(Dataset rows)
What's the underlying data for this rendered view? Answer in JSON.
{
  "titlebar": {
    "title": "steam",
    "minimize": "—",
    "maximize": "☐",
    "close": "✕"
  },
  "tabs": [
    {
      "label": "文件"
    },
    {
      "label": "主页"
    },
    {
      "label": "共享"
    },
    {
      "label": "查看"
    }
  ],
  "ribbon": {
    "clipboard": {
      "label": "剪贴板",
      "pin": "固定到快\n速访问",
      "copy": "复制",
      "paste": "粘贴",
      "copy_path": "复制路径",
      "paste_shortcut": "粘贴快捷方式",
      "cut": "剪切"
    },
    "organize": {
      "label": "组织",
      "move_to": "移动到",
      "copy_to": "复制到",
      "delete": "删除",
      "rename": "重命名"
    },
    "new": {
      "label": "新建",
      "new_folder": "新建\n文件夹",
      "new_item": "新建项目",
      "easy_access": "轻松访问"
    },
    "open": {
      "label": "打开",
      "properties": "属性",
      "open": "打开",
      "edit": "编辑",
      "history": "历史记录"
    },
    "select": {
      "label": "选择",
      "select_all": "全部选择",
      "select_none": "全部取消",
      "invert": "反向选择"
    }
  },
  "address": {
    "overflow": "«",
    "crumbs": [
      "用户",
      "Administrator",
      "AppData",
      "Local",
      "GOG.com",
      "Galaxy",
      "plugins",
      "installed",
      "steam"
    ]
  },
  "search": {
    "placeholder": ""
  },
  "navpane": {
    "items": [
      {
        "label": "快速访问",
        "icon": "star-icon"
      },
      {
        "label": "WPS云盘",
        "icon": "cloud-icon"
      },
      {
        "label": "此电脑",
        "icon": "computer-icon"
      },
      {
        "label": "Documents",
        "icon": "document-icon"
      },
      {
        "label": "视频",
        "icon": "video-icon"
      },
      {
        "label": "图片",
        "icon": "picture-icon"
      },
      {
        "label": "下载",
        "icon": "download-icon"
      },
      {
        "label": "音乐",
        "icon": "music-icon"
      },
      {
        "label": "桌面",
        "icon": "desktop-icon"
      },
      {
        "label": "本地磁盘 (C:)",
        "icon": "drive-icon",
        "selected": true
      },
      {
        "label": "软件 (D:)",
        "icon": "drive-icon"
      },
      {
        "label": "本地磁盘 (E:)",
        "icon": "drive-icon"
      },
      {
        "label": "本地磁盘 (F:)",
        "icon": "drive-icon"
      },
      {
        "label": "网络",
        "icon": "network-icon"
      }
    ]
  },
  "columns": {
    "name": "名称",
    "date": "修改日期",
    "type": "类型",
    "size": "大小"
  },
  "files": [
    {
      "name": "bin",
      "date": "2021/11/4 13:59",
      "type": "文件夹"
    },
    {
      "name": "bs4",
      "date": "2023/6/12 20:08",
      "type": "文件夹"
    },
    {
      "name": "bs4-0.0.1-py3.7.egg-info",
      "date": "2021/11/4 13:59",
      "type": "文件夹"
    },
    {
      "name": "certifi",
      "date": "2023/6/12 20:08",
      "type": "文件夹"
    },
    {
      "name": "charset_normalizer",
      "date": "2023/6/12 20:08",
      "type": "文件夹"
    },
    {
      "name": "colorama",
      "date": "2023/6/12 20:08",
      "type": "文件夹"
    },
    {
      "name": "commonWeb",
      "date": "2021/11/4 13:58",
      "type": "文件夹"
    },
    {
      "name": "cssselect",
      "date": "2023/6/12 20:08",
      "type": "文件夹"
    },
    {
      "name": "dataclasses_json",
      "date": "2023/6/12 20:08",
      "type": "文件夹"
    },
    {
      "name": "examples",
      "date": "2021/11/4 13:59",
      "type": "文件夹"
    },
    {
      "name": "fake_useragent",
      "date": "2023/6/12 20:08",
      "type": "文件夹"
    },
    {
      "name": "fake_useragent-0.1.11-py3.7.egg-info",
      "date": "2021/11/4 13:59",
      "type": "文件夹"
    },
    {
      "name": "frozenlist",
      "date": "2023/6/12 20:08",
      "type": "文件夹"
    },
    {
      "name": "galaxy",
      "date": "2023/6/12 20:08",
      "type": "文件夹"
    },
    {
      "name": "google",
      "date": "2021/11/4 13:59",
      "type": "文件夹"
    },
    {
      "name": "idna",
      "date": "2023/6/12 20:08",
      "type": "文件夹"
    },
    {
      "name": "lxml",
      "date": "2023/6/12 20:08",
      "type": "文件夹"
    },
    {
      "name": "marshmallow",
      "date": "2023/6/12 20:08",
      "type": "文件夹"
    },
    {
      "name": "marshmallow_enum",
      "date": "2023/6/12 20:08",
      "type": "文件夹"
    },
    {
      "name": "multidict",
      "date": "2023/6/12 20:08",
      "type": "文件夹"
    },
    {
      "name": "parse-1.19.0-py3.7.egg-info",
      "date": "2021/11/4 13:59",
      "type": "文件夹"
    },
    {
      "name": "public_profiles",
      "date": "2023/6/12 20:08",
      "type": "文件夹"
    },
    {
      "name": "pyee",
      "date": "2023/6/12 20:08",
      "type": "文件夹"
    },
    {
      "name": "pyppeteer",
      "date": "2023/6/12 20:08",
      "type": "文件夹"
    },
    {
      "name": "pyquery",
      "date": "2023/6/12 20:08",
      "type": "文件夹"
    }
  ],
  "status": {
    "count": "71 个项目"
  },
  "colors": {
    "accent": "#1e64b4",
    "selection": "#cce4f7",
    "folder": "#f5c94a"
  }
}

Prompt: From the data above, copy each line that holds "info".

Output:
      "name": "bs4-0.0.1-py3.7.egg-info",
      "name": "fake_useragent-0.1.11-py3.7.egg-info",
      "name": "parse-1.19.0-py3.7.egg-info",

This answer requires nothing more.